Stored data
-- begin --
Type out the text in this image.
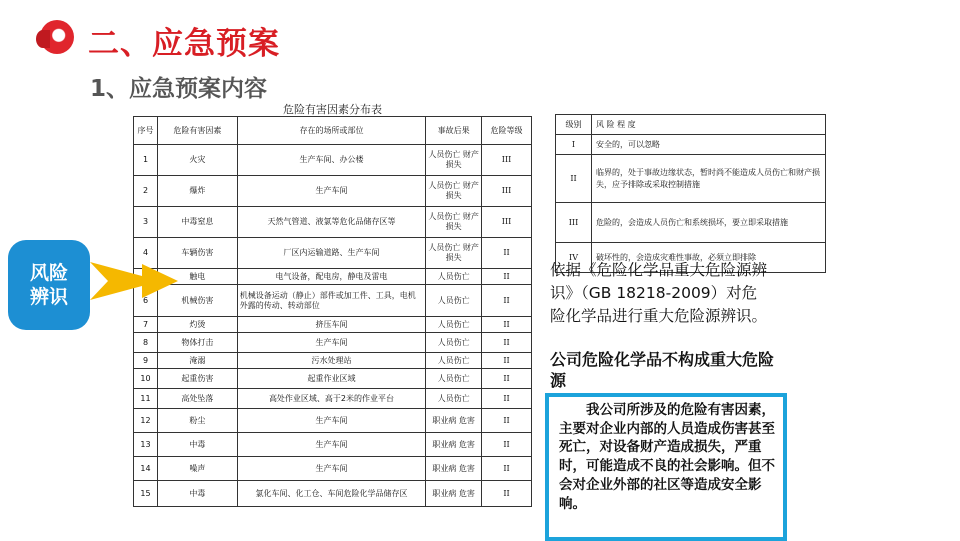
二、应急预案
1、应急预案内容
危险有害因素分布表
序号	危险有害因素	存在的场所或部位	事故后果	危险等级
1	火灾	生产车间、办公楼	人员伤亡 财产损失	III
2	爆炸	生产车间	人员伤亡 财产损失	III
3	中毒窒息	天然气管道、液氯等危化品储存区等	人员伤亡 财产损失	III
4	车辆伤害	厂区内运输道路、生产车间	人员伤亡 财产损失	II
	触电	电气设备，配电房，静电及雷电	人员伤亡	II
6	机械伤害	机械设备运动（静止）部件或加工件、工具，电机外露的传动、转动部位	人员伤亡	II
7	灼烫	挤压车间	人员伤亡	II
8	物体打击	生产车间	人员伤亡	II
9	淹溺	污水处理站	人员伤亡	II
10	起重伤害	起重作业区域	人员伤亡	II
11	高处坠落	高处作业区域、高于2米的作业平台	人员伤亡	II
12	粉尘	生产车间	职业病 危害	II
13	中毒	生产车间	职业病 危害	II
14	噪声	生产车间	职业病 危害	II
15	中毒	氯化车间、化工仓、车间危险化学品储存区	职业病 危害	II
级别	风 险 程 度
I	安全的，可以忽略
II	临界的，处于事故边缘状态，暂时尚不能造成人员伤亡和财产损失，应予排除或采取控制措施
III	危险的，会造成人员伤亡和系统损坏，要立即采取措施
IV	破坏性的，会造成灾难性事故，必须立即排除
依据《危险化学品重大危险源辨识》（GB 18218-2009）对危险化学品进行重大危险源辨识。
公司危险化学品不构成重大危险源
我公司所涉及的危险有害因素，主要对企业内部的人员造成伤害甚至死亡，对设备财产造成损失，严重时，可能造成不良的社会影响。但不会对企业外部的社区等造成安全影响。
风险辨识
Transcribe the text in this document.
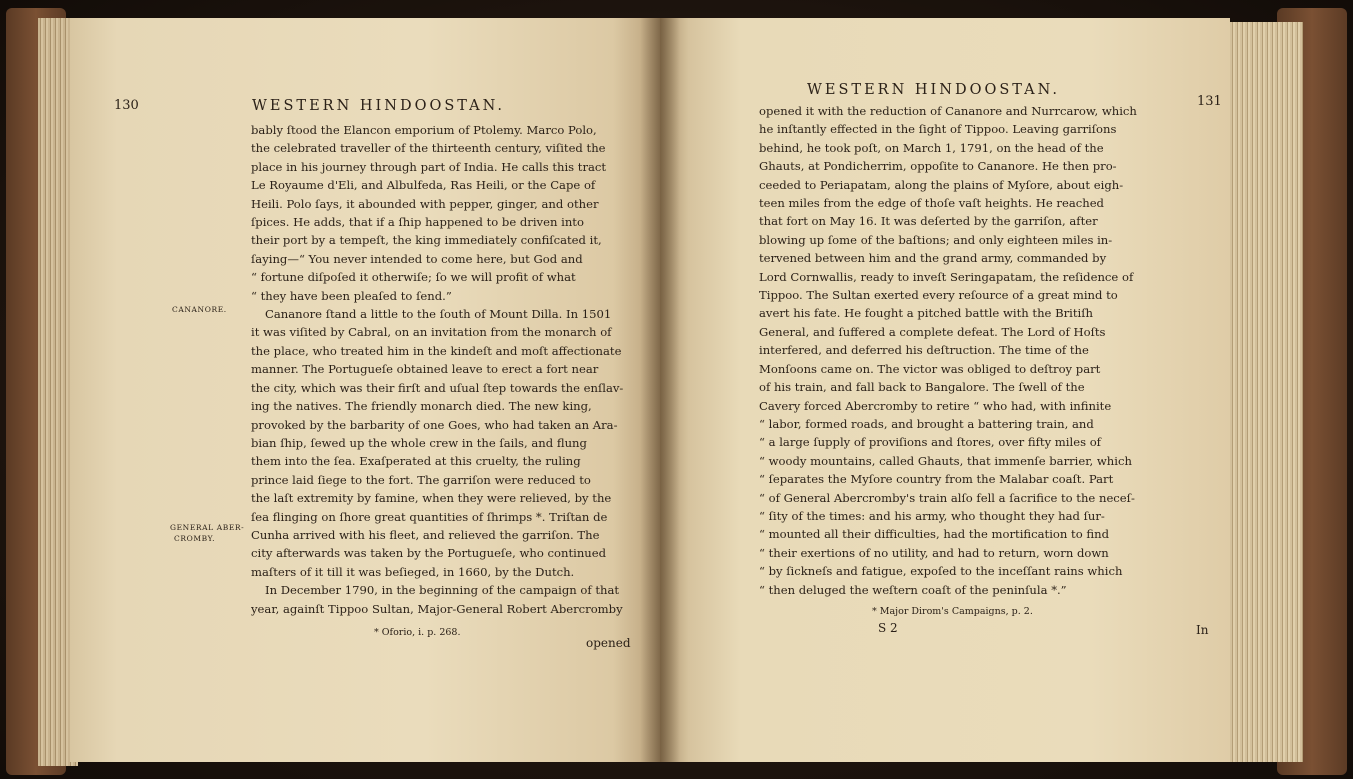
130	WESTERN HINDOOSTAN.
CANANORE.
GENERAL ABER-
CROMBY.
bably ſtood the Elancon emporium of Ptolemy. Marco Polo,
the celebrated traveller of the thirteenth century, viſited the
place in his journey through part of India. He calls this tract
Le Royaume d'Eli, and Albulfeda, Ras Heili, or the Cape of
Heili. Polo ſays, it abounded with pepper, ginger, and other
ſpices. He adds, that if a ſhip happened to be driven into
their port by a tempeſt, the king immediately confiſcated it,
ſaying—“ You never intended to come here, but God and
“ fortune diſpoſed it otherwiſe; ſo we will profit of what
“ they have been pleaſed to ſend.”
Cananore ſtand a little to the ſouth of Mount Dilla. In 1501
it was viſited by Cabral, on an invitation from the monarch of
the place, who treated him in the kindeſt and moſt affectionate
manner. The Portugueſe obtained leave to erect a fort near
the city, which was their firſt and uſual ſtep towards the enſlav-
ing the natives. The friendly monarch died. The new king,
provoked by the barbarity of one Goes, who had taken an Ara-
bian ſhip, ſewed up the whole crew in the ſails, and flung
them into the ſea. Exaſperated at this cruelty, the ruling
prince laid ſiege to the fort. The garriſon were reduced to
the laſt extremity by famine, when they were relieved, by the
ſea flinging on ſhore great quantities of ſhrimps *. Triſtan de
Cunha arrived with his fleet, and relieved the garriſon. The
city afterwards was taken by the Portugueſe, who continued
maſters of it till it was beſieged, in 1660, by the Dutch.
In December 1790, in the beginning of the campaign of that
year, againſt Tippoo Sultan, Major-General Robert Abercromby
* Oforio, i. p. 268.
opened
WESTERN HINDOOSTAN.
131
opened it with the reduction of Cananore and Nurrcarow, which
he inſtantly effected in the ſight of Tippoo. Leaving garriſons
behind, he took poſt, on March 1, 1791, on the head of the
Ghauts, at Pondicherrim, oppoſite to Cananore. He then pro-
ceeded to Periapatam, along the plains of Myſore, about eigh-
teen miles from the edge of thoſe vaſt heights. He reached
that fort on May 16. It was deſerted by the garriſon, after
blowing up ſome of the baſtions; and only eighteen miles in-
tervened between him and the grand army, commanded by
Lord Cornwallis, ready to inveſt Seringapatam, the reſidence of
Tippoo. The Sultan exerted every reſource of a great mind to
avert his fate. He fought a pitched battle with the Britiſh
General, and ſuffered a complete defeat. The Lord of Hoſts
interfered, and deferred his deſtruction. The time of the
Monſoons came on. The victor was obliged to deſtroy part
of his train, and fall back to Bangalore. The ſwell of the
Cavery forced Abercromby to retire “ who had, with infinite
“ labor, formed roads, and brought a battering train, and
“ a large ſupply of proviſions and ſtores, over fifty miles of
“ woody mountains, called Ghauts, that immenſe barrier, which
“ ſeparates the Myſore country from the Malabar coaſt. Part
“ of General Abercromby's train alſo fell a ſacrifice to the neceſ-
“ ſity of the times: and his army, who thought they had ſur-
“ mounted all their difficulties, had the mortification to find
“ their exertions of no utility, and had to return, worn down
“ by ſickneſs and fatigue, expoſed to the inceſſant rains which
“ then deluged the weſtern coaſt of the peninſula *.”
* Major Dirom's Campaigns, p. 2.
S 2	In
-- end --
> _PROBLEM DESCRIPTION_: Show, from the material above, each line that includes the string "their".

> _SOLUTION FOR THIS PROBLEM_:
their port by a tempeſt, the king immediately confiſcated it,
the city, which was their firſt and uſual ſtep towards the enſlav-
“ mounted all their difficulties, had the mortification to find
“ their exertions of no utility, and had to return, worn down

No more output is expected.